The task →
The listing below should be written out exactly; please include all of it.

The input →
☆ ☆ ☆

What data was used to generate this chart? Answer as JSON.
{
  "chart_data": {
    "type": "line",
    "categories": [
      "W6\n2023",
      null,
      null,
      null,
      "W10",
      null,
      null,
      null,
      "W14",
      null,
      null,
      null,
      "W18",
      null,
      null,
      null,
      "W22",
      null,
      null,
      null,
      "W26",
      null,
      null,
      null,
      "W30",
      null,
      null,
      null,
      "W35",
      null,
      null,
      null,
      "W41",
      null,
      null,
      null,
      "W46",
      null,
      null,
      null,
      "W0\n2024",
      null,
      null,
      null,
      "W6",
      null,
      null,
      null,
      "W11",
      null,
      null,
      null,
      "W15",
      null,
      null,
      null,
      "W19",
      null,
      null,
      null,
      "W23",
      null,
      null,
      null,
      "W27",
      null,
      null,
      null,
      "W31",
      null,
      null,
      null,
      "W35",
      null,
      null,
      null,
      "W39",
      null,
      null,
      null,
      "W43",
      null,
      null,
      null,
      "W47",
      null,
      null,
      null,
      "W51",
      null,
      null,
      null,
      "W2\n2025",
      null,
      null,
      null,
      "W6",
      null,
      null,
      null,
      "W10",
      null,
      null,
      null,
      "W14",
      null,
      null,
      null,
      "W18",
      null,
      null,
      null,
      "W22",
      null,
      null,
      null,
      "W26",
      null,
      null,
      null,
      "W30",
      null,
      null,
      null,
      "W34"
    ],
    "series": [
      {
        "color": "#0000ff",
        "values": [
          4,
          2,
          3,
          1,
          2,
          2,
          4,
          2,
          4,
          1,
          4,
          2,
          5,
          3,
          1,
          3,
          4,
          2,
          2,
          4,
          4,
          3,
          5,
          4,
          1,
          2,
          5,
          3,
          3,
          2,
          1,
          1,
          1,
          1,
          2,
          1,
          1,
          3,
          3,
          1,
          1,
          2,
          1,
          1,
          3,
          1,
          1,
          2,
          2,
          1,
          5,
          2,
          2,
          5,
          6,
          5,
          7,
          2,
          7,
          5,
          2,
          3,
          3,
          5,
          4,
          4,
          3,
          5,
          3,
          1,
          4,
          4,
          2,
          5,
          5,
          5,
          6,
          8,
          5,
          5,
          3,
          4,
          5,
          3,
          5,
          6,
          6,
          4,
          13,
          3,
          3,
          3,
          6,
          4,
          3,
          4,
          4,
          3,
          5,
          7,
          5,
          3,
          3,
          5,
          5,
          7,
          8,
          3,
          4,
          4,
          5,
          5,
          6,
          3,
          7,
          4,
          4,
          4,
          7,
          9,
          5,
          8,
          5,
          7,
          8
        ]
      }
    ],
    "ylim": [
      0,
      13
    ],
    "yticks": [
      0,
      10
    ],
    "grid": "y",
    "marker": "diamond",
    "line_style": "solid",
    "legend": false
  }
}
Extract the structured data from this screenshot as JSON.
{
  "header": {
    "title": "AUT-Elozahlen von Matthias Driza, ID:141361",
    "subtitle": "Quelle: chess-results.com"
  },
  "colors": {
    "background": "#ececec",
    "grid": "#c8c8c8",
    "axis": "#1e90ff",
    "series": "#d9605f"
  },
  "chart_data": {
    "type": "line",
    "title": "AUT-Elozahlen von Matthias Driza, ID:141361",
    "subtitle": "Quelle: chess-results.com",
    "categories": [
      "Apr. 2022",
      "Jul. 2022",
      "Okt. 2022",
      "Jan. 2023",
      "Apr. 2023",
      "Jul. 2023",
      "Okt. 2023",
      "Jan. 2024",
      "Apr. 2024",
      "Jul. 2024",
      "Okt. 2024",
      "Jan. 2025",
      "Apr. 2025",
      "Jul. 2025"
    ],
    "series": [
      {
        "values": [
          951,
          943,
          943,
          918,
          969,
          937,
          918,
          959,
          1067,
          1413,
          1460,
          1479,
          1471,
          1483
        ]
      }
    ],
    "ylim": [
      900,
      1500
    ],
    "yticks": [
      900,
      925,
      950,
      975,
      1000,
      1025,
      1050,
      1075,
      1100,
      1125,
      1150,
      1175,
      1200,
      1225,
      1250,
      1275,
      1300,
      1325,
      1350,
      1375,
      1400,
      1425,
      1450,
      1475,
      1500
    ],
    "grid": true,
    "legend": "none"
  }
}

☆ ☆ ☆

Expected answer →
What data was used to generate this chart? Answer as JSON.
{
  "chart_data": {
    "type": "line",
    "categories": [
      "W6\n2023",
      null,
      null,
      null,
      "W10",
      null,
      null,
      null,
      "W14",
      null,
      null,
      null,
      "W18",
      null,
      null,
      null,
      "W22",
      null,
      null,
      null,
      "W26",
      null,
      null,
      null,
      "W30",
      null,
      null,
      null,
      "W35",
      null,
      null,
      null,
      "W41",
      null,
      null,
      null,
      "W46",
      null,
      null,
      null,
      "W0\n2024",
      null,
      null,
      null,
      "W6",
      null,
      null,
      null,
      "W11",
      null,
      null,
      null,
      "W15",
      null,
      null,
      null,
      "W19",
      null,
      null,
      null,
      "W23",
      null,
      null,
      null,
      "W27",
      null,
      null,
      null,
      "W31",
      null,
      null,
      null,
      "W35",
      null,
      null,
      null,
      "W39",
      null,
      null,
      null,
      "W43",
      null,
      null,
      null,
      "W47",
      null,
      null,
      null,
      "W51",
      null,
      null,
      null,
      "W2\n2025",
      null,
      null,
      null,
      "W6",
      null,
      null,
      null,
      "W10",
      null,
      null,
      null,
      "W14",
      null,
      null,
      null,
      "W18",
      null,
      null,
      null,
      "W22",
      null,
      null,
      null,
      "W26",
      null,
      null,
      null,
      "W30",
      null,
      null,
      null,
      "W34"
    ],
    "series": [
      {
        "color": "#0000ff",
        "values": [
          4,
          2,
          3,
          1,
          2,
          2,
          4,
          2,
          4,
          1,
          4,
          2,
          5,
          3,
          1,
          3,
          4,
          2,
          2,
          4,
          4,
          3,
          5,
          4,
          1,
          2,
          5,
          3,
          3,
          2,
          1,
          1,
          1,
          1,
          2,
          1,
          1,
          3,
          3,
          1,
          1,
          2,
          1,
          1,
          3,
          1,
          1,
          2,
          2,
          1,
          5,
          2,
          2,
          5,
          6,
          5,
          7,
          2,
          7,
          5,
          2,
          3,
          3,
          5,
          4,
          4,
          3,
          5,
          3,
          1,
          4,
          4,
          2,
          5,
          5,
          5,
          6,
          8,
          5,
          5,
          3,
          4,
          5,
          3,
          5,
          6,
          6,
          4,
          13,
          3,
          3,
          3,
          6,
          4,
          3,
          4,
          4,
          3,
          5,
          7,
          5,
          3,
          3,
          5,
          5,
          7,
          8,
          3,
          4,
          4,
          5,
          5,
          6,
          3,
          7,
          4,
          4,
          4,
          7,
          9,
          5,
          8,
          5,
          7,
          8
        ]
      }
    ],
    "ylim": [
      0,
      13
    ],
    "yticks": [
      0,
      10
    ],
    "grid": "y",
    "marker": "diamond",
    "line_style": "solid",
    "legend": false
  }
}
Extract the structured data from this screenshot as JSON.
{
  "header": {
    "title": "AUT-Elozahlen von Matthias Driza, ID:141361",
    "subtitle": "Quelle: chess-results.com"
  },
  "colors": {
    "background": "#ececec",
    "grid": "#c8c8c8",
    "axis": "#1e90ff",
    "series": "#d9605f"
  },
  "chart_data": {
    "type": "line",
    "title": "AUT-Elozahlen von Matthias Driza, ID:141361",
    "subtitle": "Quelle: chess-results.com",
    "categories": [
      "Apr. 2022",
      "Jul. 2022",
      "Okt. 2022",
      "Jan. 2023",
      "Apr. 2023",
      "Jul. 2023",
      "Okt. 2023",
      "Jan. 2024",
      "Apr. 2024",
      "Jul. 2024",
      "Okt. 2024",
      "Jan. 2025",
      "Apr. 2025",
      "Jul. 2025"
    ],
    "series": [
      {
        "values": [
          951,
          943,
          943,
          918,
          969,
          937,
          918,
          959,
          1067,
          1413,
          1460,
          1479,
          1471,
          1483
        ]
      }
    ],
    "ylim": [
      900,
      1500
    ],
    "yticks": [
      900,
      925,
      950,
      975,
      1000,
      1025,
      1050,
      1075,
      1100,
      1125,
      1150,
      1175,
      1200,
      1225,
      1250,
      1275,
      1300,
      1325,
      1350,
      1375,
      1400,
      1425,
      1450,
      1475,
      1500
    ],
    "grid": true,
    "legend": "none"
  }
}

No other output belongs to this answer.